- _Your objective_: Give, as a bare number, the count of lines that contain the word "subtitle".

- _Records for the exercise_:
+++++
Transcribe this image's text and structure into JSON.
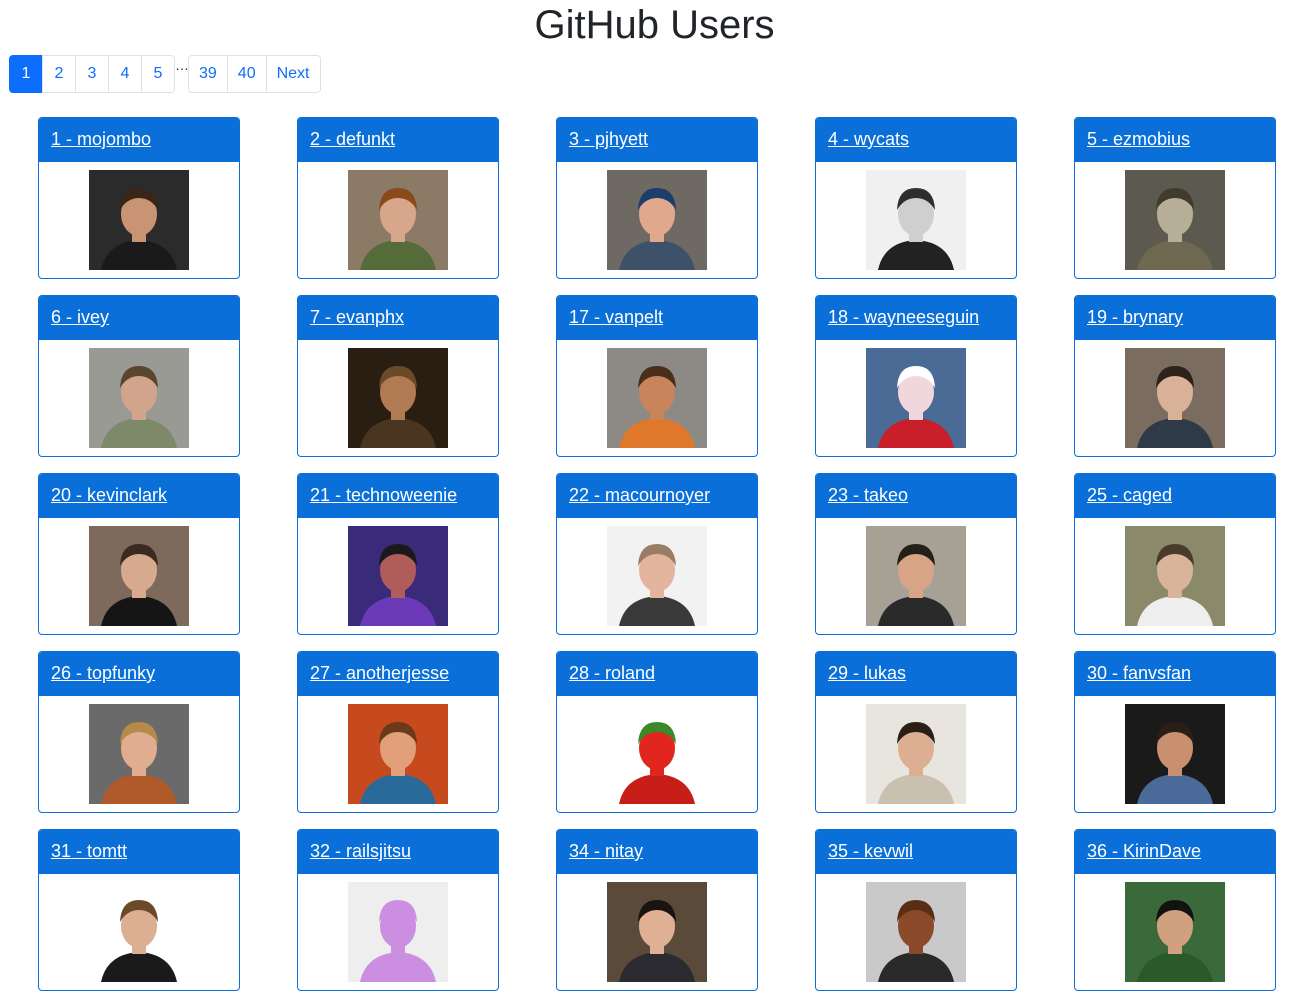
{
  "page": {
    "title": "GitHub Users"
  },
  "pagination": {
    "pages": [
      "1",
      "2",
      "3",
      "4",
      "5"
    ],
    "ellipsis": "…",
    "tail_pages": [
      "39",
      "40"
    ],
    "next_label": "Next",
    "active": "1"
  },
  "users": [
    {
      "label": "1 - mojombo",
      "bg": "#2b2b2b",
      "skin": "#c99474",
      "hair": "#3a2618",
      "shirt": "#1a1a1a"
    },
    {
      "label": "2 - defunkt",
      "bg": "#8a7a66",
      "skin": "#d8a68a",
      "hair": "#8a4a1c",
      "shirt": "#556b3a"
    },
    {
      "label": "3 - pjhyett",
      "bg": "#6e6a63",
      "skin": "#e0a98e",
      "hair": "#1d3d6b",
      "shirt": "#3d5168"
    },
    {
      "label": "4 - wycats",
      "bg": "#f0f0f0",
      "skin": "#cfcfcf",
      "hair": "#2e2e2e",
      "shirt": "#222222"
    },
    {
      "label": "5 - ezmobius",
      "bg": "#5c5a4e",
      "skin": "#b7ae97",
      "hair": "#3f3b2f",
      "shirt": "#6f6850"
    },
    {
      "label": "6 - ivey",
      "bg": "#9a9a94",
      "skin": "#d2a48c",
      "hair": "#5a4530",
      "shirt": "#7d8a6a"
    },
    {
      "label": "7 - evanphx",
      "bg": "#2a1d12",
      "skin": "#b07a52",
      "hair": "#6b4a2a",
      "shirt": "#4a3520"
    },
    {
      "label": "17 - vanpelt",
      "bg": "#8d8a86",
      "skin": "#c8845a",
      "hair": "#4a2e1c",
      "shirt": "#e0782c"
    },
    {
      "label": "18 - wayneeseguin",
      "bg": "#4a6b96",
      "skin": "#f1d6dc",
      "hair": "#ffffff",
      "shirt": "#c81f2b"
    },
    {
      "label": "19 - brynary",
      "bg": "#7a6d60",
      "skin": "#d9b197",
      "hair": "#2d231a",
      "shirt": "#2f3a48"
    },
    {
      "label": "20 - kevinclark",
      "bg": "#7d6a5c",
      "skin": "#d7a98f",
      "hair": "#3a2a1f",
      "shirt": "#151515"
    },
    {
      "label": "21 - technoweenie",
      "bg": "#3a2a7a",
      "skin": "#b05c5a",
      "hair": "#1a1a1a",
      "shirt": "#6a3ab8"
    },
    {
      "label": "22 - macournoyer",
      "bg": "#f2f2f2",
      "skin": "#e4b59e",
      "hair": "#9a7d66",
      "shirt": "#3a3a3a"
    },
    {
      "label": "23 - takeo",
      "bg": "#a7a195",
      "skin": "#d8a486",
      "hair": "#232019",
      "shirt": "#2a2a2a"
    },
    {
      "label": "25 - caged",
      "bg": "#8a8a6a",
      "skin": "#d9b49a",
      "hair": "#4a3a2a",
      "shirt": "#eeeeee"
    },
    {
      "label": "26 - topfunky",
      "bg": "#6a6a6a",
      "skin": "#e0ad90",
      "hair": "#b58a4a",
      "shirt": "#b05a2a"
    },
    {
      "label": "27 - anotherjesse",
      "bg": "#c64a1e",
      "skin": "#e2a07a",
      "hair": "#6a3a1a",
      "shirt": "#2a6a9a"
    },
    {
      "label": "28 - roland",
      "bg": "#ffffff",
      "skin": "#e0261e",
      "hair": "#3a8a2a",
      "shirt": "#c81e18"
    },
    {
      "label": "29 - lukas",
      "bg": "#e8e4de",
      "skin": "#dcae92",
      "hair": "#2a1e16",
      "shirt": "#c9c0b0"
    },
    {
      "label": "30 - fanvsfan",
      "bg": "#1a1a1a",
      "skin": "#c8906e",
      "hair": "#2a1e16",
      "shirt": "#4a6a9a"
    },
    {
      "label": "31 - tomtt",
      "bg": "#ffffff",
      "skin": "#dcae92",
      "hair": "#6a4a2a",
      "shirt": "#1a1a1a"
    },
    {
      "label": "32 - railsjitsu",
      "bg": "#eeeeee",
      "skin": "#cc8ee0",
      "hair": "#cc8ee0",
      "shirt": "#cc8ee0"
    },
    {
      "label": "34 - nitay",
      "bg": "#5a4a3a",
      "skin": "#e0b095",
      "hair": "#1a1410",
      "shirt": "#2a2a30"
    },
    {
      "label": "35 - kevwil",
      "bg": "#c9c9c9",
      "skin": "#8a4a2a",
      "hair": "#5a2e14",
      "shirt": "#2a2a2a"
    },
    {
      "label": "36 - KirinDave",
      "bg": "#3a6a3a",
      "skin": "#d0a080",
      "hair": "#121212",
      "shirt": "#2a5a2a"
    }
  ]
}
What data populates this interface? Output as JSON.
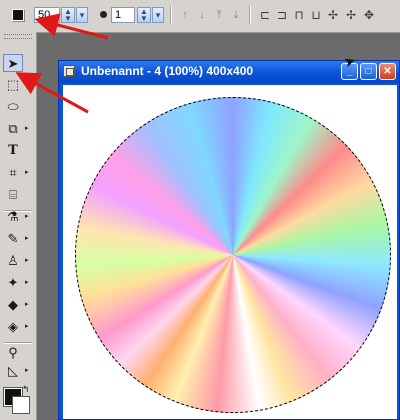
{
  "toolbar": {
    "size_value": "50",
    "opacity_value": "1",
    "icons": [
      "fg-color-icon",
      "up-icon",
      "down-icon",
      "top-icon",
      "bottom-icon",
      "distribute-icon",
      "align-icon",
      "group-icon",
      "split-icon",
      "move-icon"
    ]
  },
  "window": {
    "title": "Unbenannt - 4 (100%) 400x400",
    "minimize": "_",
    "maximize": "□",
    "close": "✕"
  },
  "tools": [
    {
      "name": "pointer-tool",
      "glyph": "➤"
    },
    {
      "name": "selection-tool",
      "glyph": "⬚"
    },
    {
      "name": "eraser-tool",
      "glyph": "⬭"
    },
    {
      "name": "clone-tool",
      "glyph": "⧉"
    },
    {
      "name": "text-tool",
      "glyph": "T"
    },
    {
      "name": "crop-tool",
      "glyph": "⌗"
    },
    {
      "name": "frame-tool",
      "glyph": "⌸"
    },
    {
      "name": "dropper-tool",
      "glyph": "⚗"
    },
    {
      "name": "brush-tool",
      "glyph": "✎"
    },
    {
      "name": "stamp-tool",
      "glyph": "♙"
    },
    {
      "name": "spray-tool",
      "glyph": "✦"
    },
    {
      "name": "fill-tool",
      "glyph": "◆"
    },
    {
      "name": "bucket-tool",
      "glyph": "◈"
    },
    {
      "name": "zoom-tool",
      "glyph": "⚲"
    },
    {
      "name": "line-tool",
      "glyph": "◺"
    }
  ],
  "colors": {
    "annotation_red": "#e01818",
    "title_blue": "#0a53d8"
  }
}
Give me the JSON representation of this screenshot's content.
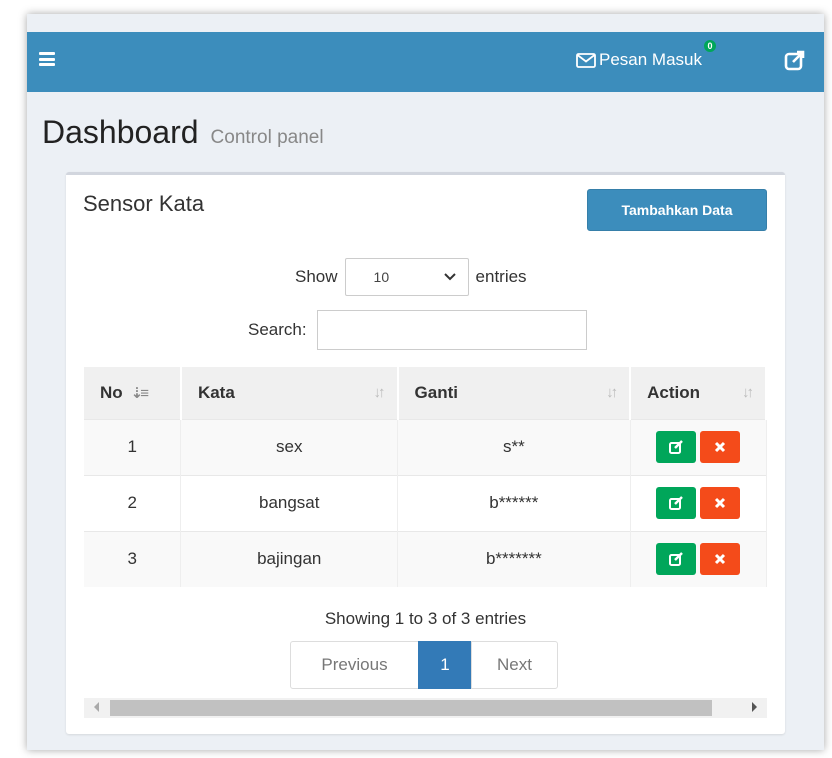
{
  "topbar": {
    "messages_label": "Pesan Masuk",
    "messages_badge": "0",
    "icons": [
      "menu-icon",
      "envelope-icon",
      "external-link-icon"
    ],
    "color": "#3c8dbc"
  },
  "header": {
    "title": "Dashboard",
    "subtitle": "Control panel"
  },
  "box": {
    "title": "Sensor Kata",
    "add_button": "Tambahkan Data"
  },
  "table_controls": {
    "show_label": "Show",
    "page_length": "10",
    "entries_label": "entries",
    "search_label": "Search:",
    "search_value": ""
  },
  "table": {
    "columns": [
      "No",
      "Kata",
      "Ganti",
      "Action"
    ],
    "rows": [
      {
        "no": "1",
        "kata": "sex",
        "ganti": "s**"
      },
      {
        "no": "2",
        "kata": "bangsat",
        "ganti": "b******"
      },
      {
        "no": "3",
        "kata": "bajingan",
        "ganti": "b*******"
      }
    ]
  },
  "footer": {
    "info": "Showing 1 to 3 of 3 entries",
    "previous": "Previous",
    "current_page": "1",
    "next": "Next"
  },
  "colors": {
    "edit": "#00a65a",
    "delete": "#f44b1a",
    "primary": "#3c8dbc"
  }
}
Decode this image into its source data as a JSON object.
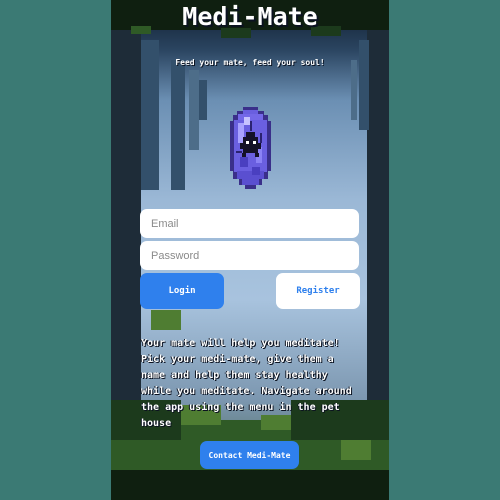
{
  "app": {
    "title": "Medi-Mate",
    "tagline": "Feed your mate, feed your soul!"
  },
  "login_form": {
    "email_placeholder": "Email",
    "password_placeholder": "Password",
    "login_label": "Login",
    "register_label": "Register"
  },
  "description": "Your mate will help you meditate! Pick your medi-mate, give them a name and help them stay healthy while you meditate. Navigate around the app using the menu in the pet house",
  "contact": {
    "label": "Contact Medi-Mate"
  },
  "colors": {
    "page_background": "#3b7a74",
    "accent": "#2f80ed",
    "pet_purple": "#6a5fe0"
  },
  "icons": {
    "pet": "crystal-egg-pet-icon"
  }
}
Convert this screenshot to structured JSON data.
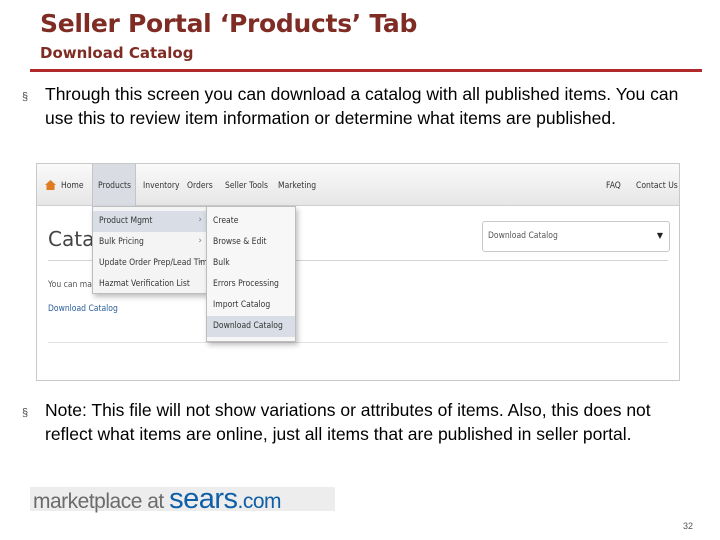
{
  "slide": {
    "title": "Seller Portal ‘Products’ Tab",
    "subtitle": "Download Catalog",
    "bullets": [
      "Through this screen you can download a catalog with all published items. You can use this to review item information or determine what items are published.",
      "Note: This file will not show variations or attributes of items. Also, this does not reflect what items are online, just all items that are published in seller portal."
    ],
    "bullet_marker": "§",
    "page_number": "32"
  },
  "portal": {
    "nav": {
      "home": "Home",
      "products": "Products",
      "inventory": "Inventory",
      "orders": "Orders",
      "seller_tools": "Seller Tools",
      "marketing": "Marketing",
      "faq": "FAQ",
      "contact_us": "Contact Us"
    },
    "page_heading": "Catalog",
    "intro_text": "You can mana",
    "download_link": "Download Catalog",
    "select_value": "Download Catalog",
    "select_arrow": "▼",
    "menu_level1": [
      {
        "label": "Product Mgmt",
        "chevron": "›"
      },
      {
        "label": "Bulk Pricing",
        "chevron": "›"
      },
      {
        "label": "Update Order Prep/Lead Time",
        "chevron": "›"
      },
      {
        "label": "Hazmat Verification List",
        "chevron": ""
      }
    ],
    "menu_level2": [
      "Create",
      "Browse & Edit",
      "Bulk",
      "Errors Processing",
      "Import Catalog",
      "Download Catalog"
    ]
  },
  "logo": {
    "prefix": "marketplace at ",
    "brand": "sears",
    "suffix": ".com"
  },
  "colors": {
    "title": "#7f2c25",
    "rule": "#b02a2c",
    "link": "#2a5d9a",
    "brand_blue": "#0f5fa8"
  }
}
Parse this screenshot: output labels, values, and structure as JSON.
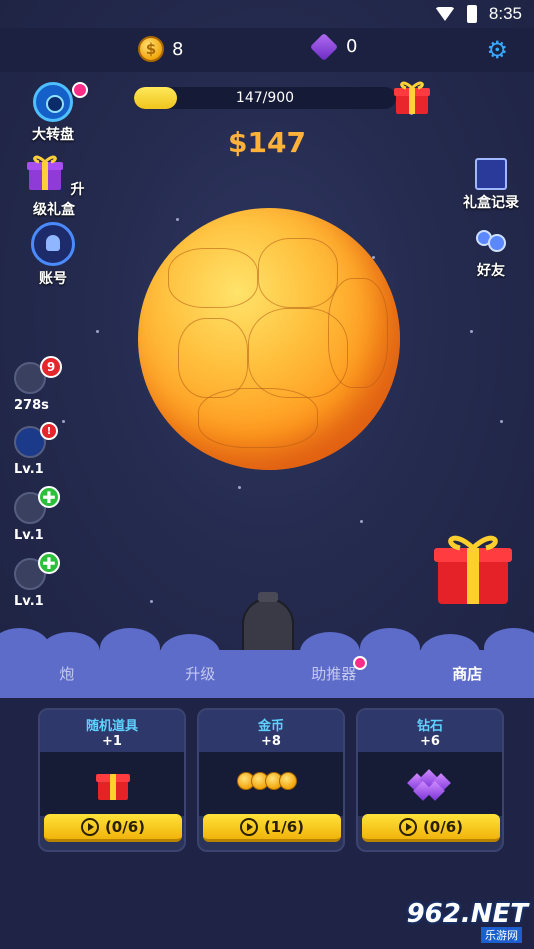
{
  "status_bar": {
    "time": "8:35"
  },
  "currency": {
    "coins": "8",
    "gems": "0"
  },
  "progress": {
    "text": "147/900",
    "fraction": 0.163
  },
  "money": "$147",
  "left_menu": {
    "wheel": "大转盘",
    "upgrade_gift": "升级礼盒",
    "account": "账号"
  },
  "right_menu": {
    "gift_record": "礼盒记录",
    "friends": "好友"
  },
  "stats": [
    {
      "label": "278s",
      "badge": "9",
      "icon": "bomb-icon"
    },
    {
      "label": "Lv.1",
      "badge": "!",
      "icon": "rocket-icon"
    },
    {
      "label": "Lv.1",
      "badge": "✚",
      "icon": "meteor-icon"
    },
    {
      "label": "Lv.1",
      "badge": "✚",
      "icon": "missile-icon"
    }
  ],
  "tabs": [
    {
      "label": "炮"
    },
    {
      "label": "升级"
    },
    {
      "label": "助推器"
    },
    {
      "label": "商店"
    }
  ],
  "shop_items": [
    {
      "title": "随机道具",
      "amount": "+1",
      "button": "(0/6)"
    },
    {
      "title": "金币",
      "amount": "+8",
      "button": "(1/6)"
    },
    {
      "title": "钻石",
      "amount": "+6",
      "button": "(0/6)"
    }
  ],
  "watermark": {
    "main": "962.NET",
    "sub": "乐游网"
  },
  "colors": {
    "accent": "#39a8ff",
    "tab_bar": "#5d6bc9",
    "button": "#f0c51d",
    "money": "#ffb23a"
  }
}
+++++
- _Final result_: 2